JOB: Reproduce the records below exactly as given.

AVAILABLE DATA:

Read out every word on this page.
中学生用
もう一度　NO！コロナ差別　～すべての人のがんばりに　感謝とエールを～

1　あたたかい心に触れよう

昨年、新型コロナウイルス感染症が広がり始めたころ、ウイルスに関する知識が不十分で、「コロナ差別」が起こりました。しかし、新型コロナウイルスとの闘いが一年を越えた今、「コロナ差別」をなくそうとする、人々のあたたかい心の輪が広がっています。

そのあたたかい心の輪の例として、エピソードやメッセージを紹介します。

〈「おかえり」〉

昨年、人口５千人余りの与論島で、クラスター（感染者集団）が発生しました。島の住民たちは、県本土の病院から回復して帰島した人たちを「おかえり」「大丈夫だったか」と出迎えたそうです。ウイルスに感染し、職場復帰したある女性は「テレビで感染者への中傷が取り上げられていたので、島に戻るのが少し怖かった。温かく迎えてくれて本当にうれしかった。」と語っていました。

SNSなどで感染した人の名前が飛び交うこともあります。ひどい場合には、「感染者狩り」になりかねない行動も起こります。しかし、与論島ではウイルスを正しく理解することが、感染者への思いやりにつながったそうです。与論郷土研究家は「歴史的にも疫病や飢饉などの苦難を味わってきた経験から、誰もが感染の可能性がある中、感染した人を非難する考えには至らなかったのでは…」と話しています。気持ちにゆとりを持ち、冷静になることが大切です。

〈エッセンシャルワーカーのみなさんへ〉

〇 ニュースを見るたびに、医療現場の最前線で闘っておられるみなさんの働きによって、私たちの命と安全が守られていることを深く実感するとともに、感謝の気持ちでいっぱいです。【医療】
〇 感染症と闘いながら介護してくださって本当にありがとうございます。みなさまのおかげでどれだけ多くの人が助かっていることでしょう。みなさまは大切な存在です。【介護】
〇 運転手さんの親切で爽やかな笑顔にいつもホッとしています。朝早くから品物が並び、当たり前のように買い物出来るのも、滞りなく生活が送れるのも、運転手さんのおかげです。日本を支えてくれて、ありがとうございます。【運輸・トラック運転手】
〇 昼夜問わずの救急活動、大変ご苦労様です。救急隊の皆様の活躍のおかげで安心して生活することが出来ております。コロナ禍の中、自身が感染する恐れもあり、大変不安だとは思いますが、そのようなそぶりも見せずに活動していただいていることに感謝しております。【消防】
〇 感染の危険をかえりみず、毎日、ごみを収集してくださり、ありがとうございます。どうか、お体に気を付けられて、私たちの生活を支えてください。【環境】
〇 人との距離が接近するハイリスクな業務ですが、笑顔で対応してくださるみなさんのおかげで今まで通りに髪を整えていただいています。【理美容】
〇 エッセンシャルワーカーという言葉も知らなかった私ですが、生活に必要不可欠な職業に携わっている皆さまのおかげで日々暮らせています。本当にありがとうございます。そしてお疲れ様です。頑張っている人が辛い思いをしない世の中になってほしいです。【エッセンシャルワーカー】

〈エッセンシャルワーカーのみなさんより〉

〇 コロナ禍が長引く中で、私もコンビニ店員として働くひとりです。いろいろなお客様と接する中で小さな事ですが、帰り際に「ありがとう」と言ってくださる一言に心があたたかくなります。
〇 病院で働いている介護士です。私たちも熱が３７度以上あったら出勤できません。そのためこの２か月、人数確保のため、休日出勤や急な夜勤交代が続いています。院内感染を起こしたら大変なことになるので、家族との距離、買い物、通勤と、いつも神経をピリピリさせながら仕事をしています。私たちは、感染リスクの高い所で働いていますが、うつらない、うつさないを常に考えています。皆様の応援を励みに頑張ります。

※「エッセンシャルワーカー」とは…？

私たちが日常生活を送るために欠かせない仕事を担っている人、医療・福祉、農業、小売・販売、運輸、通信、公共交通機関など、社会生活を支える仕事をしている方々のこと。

RIGHT ANSWER:
Read out every word on this page.
中学生用
もう一度　NO！コロナ差別　～すべての人のがんばりに　感謝とエールを～

1　あたたかい心に触れよう

昨年、新型コロナウイルス感染症が広がり始めたころ、ウイルスに関する知識が不十分で、「コロナ差別」が起こりました。しかし、新型コロナウイルスとの闘いが一年を越えた今、「コロナ差別」をなくそうとする、人々のあたたかい心の輪が広がっています。

そのあたたかい心の輪の例として、エピソードやメッセージを紹介します。

〈「おかえり」〉

昨年、人口５千人余りの与論島で、クラスター（感染者集団）が発生しました。島の住民たちは、県本土の病院から回復して帰島した人たちを「おかえり」「大丈夫だったか」と出迎えたそうです。ウイルスに感染し、職場復帰したある女性は「テレビで感染者への中傷が取り上げられていたので、島に戻るのが少し怖かった。温かく迎えてくれて本当にうれしかった。」と語っていました。

SNSなどで感染した人の名前が飛び交うこともあります。ひどい場合には、「感染者狩り」になりかねない行動も起こります。しかし、与論島ではウイルスを正しく理解することが、感染者への思いやりにつながったそうです。与論郷土研究家は「歴史的にも疫病や飢饉などの苦難を味わってきた経験から、誰もが感染の可能性がある中、感染した人を非難する考えには至らなかったのでは…」と話しています。気持ちにゆとりを持ち、冷静になることが大切です。

〈エッセンシャルワーカーのみなさんへ〉

〇 ニュースを見るたびに、医療現場の最前線で闘っておられるみなさんの働きによって、私たちの命と安全が守られていることを深く実感するとともに、感謝の気持ちでいっぱいです。【医療】
〇 感染症と闘いながら介護してくださって本当にありがとうございます。みなさまのおかげでどれだけ多くの人が助かっていることでしょう。みなさまは大切な存在です。【介護】
〇 運転手さんの親切で爽やかな笑顔にいつもホッとしています。朝早くから品物が並び、当たり前のように買い物出来るのも、滞りなく生活が送れるのも、運転手さんのおかげです。日本を支えてくれて、ありがとうございます。【運輸・トラック運転手】
〇 昼夜問わずの救急活動、大変ご苦労様です。救急隊の皆様の活躍のおかげで安心して生活することが出来ております。コロナ禍の中、自身が感染する恐れもあり、大変不安だとは思いますが、そのようなそぶりも見せずに活動していただいていることに感謝しております。【消防】
〇 感染の危険をかえりみず、毎日、ごみを収集してくださり、ありがとうございます。どうか、お体に気を付けられて、私たちの生活を支えてください。【環境】
〇 人との距離が接近するハイリスクな業務ですが、笑顔で対応してくださるみなさんのおかげで今まで通りに髪を整えていただいています。【理美容】
〇 エッセンシャルワーカーという言葉も知らなかった私ですが、生活に必要不可欠な職業に携わっている皆さまのおかげで日々暮らせています。本当にありがとうございます。そしてお疲れ様です。頑張っている人が辛い思いをしない世の中になってほしいです。【エッセンシャルワーカー】

〈エッセンシャルワーカーのみなさんより〉

〇 コロナ禍が長引く中で、私もコンビニ店員として働くひとりです。いろいろなお客様と接する中で小さな事ですが、帰り際に「ありがとう」と言ってくださる一言に心があたたかくなります。
〇 病院で働いている介護士です。私たちも熱が３７度以上あったら出勤できません。そのためこの２か月、人数確保のため、休日出勤や急な夜勤交代が続いています。院内感染を起こしたら大変なことになるので、家族との距離、買い物、通勤と、いつも神経をピリピリさせながら仕事をしています。私たちは、感染リスクの高い所で働いていますが、うつらない、うつさないを常に考えています。皆様の応援を励みに頑張ります。

※「エッセンシャルワーカー」とは…？

私たちが日常生活を送るために欠かせない仕事を担っている人、医療・福祉、農業、小売・販売、運輸、通信、公共交通機関など、社会生活を支える仕事をしている方々のこと。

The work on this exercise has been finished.